_INSTRUCTION_
Where a line in the listing below contains the word "размере", copy that line.

Data entries
───
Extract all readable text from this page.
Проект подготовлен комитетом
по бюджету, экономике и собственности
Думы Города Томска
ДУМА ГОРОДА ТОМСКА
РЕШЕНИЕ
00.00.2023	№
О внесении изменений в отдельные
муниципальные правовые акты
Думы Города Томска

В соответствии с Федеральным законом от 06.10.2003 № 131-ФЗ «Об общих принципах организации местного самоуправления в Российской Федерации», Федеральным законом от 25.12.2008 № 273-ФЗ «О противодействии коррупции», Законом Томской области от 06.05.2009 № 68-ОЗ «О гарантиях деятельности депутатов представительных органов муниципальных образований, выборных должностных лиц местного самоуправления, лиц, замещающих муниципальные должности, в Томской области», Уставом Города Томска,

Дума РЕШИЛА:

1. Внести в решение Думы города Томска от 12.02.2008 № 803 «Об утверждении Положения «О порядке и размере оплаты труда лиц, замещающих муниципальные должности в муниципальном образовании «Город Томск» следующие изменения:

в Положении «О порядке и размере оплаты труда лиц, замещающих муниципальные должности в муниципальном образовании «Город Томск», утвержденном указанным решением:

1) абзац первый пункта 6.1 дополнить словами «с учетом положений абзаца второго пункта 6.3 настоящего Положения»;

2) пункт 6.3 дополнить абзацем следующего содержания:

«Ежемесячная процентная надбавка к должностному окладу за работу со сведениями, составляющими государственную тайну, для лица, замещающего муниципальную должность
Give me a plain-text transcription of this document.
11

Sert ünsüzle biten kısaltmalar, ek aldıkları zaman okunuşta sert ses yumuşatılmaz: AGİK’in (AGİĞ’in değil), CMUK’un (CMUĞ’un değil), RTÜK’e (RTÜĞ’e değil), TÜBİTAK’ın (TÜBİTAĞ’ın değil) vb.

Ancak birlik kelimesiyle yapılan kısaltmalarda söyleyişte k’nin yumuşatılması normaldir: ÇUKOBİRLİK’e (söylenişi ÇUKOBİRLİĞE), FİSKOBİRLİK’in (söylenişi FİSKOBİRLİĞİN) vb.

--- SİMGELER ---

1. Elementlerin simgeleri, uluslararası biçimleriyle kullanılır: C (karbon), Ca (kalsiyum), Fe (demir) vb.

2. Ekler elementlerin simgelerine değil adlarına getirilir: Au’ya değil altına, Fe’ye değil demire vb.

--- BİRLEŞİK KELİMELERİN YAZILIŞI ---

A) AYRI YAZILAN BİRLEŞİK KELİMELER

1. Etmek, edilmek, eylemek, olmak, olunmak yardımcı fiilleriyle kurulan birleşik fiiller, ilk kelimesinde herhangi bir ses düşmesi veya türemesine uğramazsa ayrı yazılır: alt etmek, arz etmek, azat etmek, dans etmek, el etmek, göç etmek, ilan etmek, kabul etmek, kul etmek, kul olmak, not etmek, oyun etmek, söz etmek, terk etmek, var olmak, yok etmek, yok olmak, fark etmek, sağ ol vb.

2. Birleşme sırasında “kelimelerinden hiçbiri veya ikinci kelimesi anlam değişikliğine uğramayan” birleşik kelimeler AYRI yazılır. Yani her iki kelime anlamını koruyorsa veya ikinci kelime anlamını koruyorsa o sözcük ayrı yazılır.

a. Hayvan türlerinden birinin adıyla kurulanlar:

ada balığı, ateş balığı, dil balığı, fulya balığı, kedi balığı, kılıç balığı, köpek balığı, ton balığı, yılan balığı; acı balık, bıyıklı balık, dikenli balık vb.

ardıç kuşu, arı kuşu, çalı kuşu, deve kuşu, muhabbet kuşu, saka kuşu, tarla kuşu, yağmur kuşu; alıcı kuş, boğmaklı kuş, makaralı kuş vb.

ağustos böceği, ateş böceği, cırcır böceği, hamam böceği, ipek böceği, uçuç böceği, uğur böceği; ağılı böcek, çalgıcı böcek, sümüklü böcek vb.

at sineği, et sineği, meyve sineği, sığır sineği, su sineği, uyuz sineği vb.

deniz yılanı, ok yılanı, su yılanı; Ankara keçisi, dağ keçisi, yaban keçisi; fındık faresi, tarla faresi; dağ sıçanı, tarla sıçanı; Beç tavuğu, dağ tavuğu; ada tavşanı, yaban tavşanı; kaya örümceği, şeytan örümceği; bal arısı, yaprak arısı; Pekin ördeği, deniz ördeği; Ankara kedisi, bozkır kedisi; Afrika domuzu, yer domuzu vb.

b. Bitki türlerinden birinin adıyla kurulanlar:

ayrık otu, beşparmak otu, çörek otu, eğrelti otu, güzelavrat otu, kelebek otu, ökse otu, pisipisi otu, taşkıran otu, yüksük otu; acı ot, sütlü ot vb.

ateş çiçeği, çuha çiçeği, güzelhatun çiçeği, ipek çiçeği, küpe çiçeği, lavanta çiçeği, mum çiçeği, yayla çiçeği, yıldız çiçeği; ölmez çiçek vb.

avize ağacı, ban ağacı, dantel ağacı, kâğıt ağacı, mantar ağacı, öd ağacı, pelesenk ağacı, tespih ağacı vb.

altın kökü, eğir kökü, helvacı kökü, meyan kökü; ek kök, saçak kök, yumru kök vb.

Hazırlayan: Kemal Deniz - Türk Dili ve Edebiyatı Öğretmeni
───
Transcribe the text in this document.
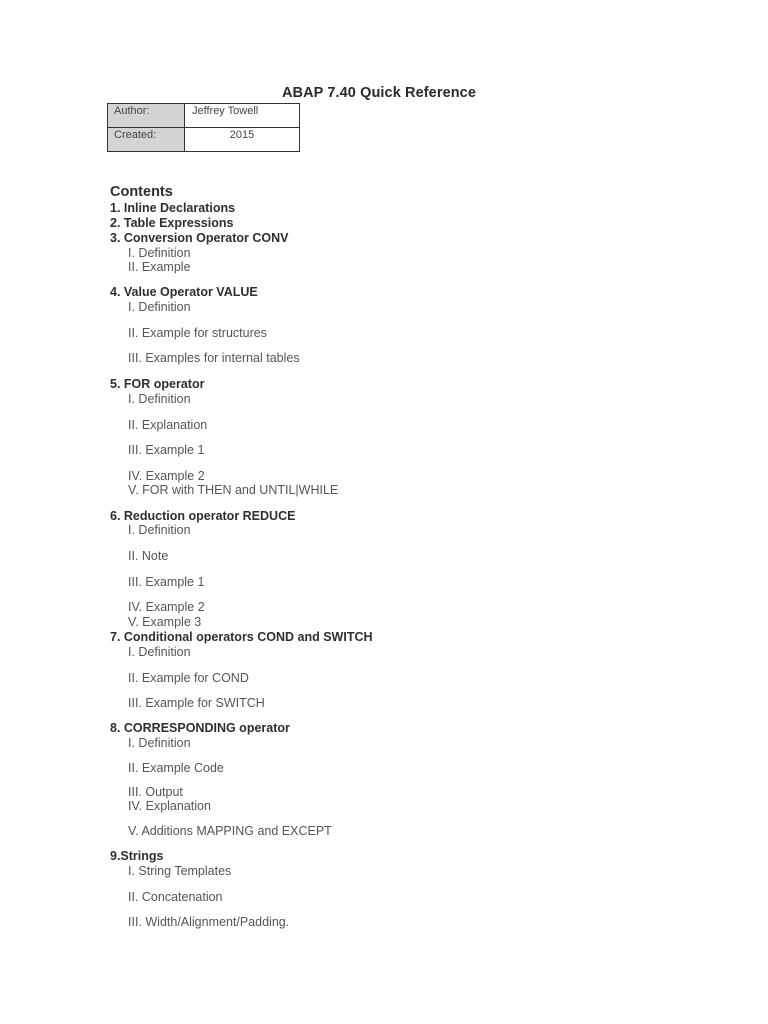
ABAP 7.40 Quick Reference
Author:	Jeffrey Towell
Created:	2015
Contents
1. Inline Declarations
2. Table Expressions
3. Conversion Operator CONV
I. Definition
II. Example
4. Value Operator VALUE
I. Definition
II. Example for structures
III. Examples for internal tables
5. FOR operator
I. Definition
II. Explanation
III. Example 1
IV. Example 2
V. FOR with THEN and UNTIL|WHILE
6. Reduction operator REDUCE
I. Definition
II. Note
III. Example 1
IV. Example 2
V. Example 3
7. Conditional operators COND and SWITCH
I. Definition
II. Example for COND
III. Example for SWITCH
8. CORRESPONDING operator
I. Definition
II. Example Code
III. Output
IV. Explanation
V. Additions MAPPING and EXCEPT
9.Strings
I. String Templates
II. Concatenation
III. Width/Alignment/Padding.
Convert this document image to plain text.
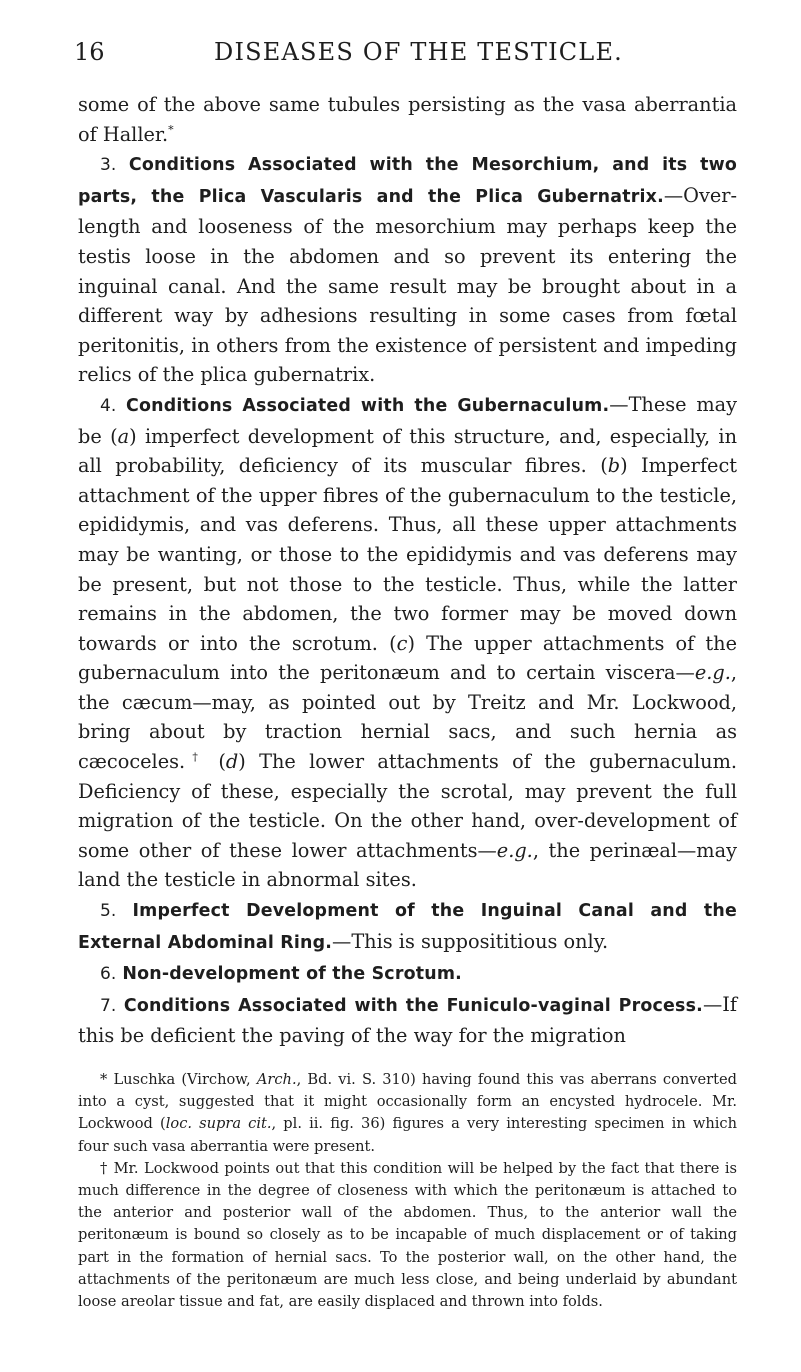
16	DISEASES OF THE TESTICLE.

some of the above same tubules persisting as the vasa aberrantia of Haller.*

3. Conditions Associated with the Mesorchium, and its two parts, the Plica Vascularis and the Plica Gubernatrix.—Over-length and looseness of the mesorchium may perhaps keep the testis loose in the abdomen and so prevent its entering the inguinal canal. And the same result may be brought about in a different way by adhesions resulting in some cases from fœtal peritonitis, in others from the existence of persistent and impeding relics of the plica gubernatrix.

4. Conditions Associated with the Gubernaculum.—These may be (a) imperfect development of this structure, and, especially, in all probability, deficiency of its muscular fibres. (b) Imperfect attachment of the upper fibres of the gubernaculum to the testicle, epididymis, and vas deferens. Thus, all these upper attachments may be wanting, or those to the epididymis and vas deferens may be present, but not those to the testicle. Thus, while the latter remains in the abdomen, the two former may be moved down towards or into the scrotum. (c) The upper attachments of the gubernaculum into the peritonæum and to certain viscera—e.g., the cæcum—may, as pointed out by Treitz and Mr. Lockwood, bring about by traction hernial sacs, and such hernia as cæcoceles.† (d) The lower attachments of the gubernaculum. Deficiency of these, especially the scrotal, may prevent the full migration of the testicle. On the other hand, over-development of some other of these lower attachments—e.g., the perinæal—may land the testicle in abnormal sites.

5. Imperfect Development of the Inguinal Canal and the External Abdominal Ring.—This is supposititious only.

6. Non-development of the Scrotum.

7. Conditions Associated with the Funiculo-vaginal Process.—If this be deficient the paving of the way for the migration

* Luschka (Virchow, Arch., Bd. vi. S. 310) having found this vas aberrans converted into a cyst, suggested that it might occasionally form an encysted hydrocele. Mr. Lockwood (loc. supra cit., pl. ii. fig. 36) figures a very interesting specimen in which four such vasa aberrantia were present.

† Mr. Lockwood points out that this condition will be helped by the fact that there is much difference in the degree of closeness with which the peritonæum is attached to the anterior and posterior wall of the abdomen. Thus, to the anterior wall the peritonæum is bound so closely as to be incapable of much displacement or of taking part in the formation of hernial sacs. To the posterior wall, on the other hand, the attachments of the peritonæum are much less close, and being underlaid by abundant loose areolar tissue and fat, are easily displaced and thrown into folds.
───
_EXERCISE OUTPUT_
1. Внести в решение Думы города Томска от 12.02.2008 № 803 «Об утверждении Положения «О порядке и размере оплаты труда лиц, замещающих муниципальные должности в муниципальном образовании «Город Томск» следующие изменения:
в Положении «О порядке и размере оплаты труда лиц, замещающих муниципальные должности в муниципальном образовании «Город Томск», утвержденном указанным решением:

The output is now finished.